## What is expected
Repeat verbatim each line from the line with "Parse this screenshot: output" to the end of the entries. Pictures do not belong in the copy.

** START Supplied entries **

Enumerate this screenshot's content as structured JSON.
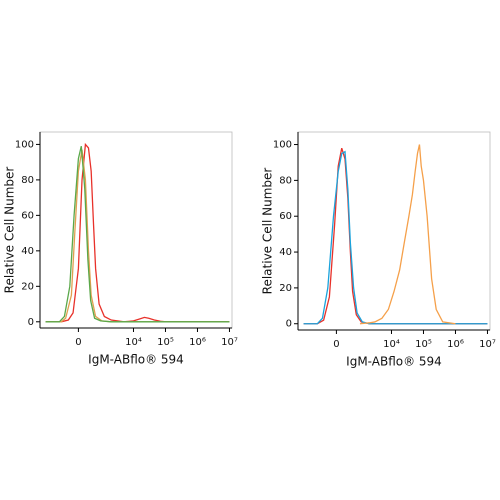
{
  "chart_data": [
    {
      "type": "line",
      "xlabel": "IgM-ABflo® 594",
      "ylabel": "Relative Cell Number",
      "xscale": "biexponential",
      "xlim": [
        -3000,
        12000000
      ],
      "ylim": [
        -3.5,
        107
      ],
      "xticks": [
        0,
        {
          "value": 10000,
          "label": "10⁴"
        },
        {
          "value": 100000,
          "label": "10⁵"
        },
        {
          "value": 1000000,
          "label": "10⁶"
        },
        {
          "value": 10000000,
          "label": "10⁷"
        }
      ],
      "yticks": [
        0,
        20,
        40,
        60,
        80,
        100
      ],
      "series": [
        {
          "color": "#e8312a",
          "x": [
            -2000,
            -600,
            -300,
            -150,
            0,
            100,
            200,
            300,
            400,
            500,
            600,
            800,
            1200,
            2000,
            5000,
            10000,
            15000,
            22000,
            30000,
            45000,
            70000,
            100000,
            1000000,
            10000000
          ],
          "values": [
            0,
            0,
            1,
            5,
            30,
            80,
            100,
            98,
            85,
            55,
            30,
            10,
            3,
            1,
            0,
            0.5,
            1.5,
            2.5,
            2,
            1,
            0.3,
            0,
            0,
            0
          ]
        },
        {
          "color": "#e0a050",
          "x": [
            -2000,
            -600,
            -400,
            -200,
            -100,
            0,
            100,
            200,
            300,
            400,
            600,
            1000,
            2000,
            10000000
          ],
          "values": [
            0,
            0,
            2,
            15,
            50,
            85,
            97,
            80,
            40,
            15,
            3,
            0.5,
            0,
            0
          ]
        },
        {
          "color": "#5aa84a",
          "x": [
            -2000,
            -700,
            -450,
            -250,
            -120,
            0,
            80,
            180,
            280,
            380,
            550,
            900,
            2000,
            10000000
          ],
          "values": [
            0,
            0,
            3,
            20,
            60,
            92,
            99,
            75,
            35,
            12,
            2,
            0.5,
            0,
            0
          ]
        }
      ]
    },
    {
      "type": "line",
      "xlabel": "IgM-ABflo® 594",
      "ylabel": "Relative Cell Number",
      "xscale": "biexponential",
      "xlim": [
        -3000,
        12000000
      ],
      "ylim": [
        -3.5,
        107
      ],
      "xticks": [
        0,
        {
          "value": 10000,
          "label": "10⁴"
        },
        {
          "value": 100000,
          "label": "10⁵"
        },
        {
          "value": 1000000,
          "label": "10⁶"
        },
        {
          "value": 10000000,
          "label": "10⁷"
        }
      ],
      "yticks": [
        0,
        20,
        40,
        60,
        80,
        100
      ],
      "series": [
        {
          "color": "#e8312a",
          "x": [
            -2000,
            -700,
            -400,
            -200,
            -50,
            50,
            150,
            250,
            350,
            450,
            550,
            750,
            1100,
            2000,
            10000000
          ],
          "values": [
            0,
            0,
            2,
            15,
            55,
            88,
            98,
            92,
            70,
            40,
            18,
            5,
            1,
            0,
            0
          ]
        },
        {
          "color": "#1aa3dc",
          "x": [
            -2000,
            -700,
            -450,
            -250,
            -80,
            50,
            150,
            250,
            350,
            450,
            600,
            800,
            1200,
            2000,
            10000000
          ],
          "values": [
            0,
            0,
            3,
            20,
            60,
            85,
            95,
            96,
            75,
            45,
            20,
            6,
            1,
            0,
            0
          ]
        },
        {
          "color": "#f5a04a",
          "x": [
            1000,
            2000,
            3000,
            5000,
            8000,
            12000,
            18000,
            25000,
            35000,
            45000,
            55000,
            65000,
            75000,
            85000,
            100000,
            130000,
            180000,
            250000,
            400000,
            1000000
          ],
          "values": [
            0,
            0.5,
            1,
            3,
            8,
            18,
            30,
            45,
            60,
            72,
            85,
            95,
            100,
            88,
            80,
            60,
            25,
            8,
            1,
            0
          ]
        }
      ]
    }
  ]
}
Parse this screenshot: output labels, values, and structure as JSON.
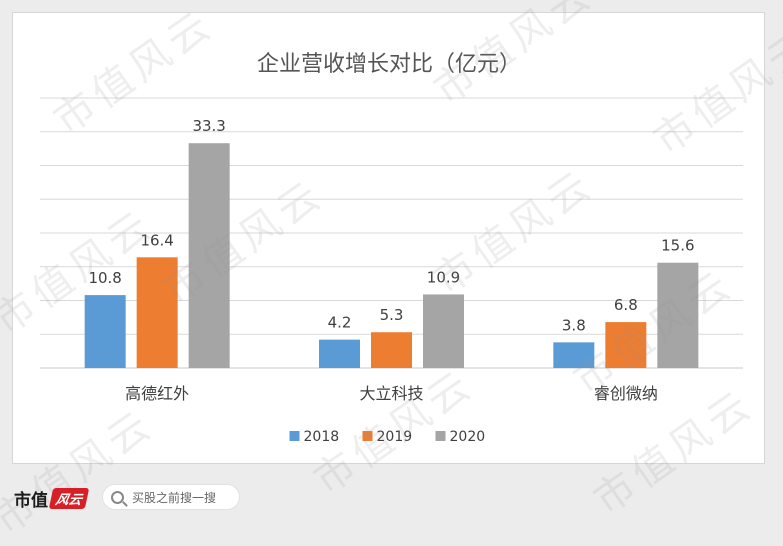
{
  "chart_data": {
    "type": "bar",
    "title": "企业营收增长对比（亿元）",
    "categories": [
      "高德红外",
      "大立科技",
      "睿创微纳"
    ],
    "series": [
      {
        "name": "2018",
        "values": [
          10.8,
          4.2,
          3.8
        ],
        "color": "#5b9bd5"
      },
      {
        "name": "2019",
        "values": [
          16.4,
          5.3,
          6.8
        ],
        "color": "#ed7d31"
      },
      {
        "name": "2020",
        "values": [
          33.3,
          10.9,
          15.6
        ],
        "color": "#a5a5a5"
      }
    ],
    "ylim": [
      0,
      40
    ],
    "gridlines": true,
    "legend": "bottom"
  },
  "watermark": {
    "text": "市值风云"
  },
  "footer": {
    "brand": "市值",
    "brand_mark": "风云",
    "search_placeholder": "买股之前搜一搜"
  }
}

** END Supplied entries **

## Result
Parse this screenshot: output labels, values, and structure as JSON.
{
  "chart_data": {
    "type": "bar",
    "title": "企业营收增长对比（亿元）",
    "categories": [
      "高德红外",
      "大立科技",
      "睿创微纳"
    ],
    "series": [
      {
        "name": "2018",
        "values": [
          10.8,
          4.2,
          3.8
        ],
        "color": "#5b9bd5"
      },
      {
        "name": "2019",
        "values": [
          16.4,
          5.3,
          6.8
        ],
        "color": "#ed7d31"
      },
      {
        "name": "2020",
        "values": [
          33.3,
          10.9,
          15.6
        ],
        "color": "#a5a5a5"
      }
    ],
    "ylim": [
      0,
      40
    ],
    "gridlines": true,
    "legend": "bottom"
  },
  "watermark": {
    "text": "市值风云"
  },
  "footer": {
    "brand": "市值",
    "brand_mark": "风云",
    "search_placeholder": "买股之前搜一搜"
  }
}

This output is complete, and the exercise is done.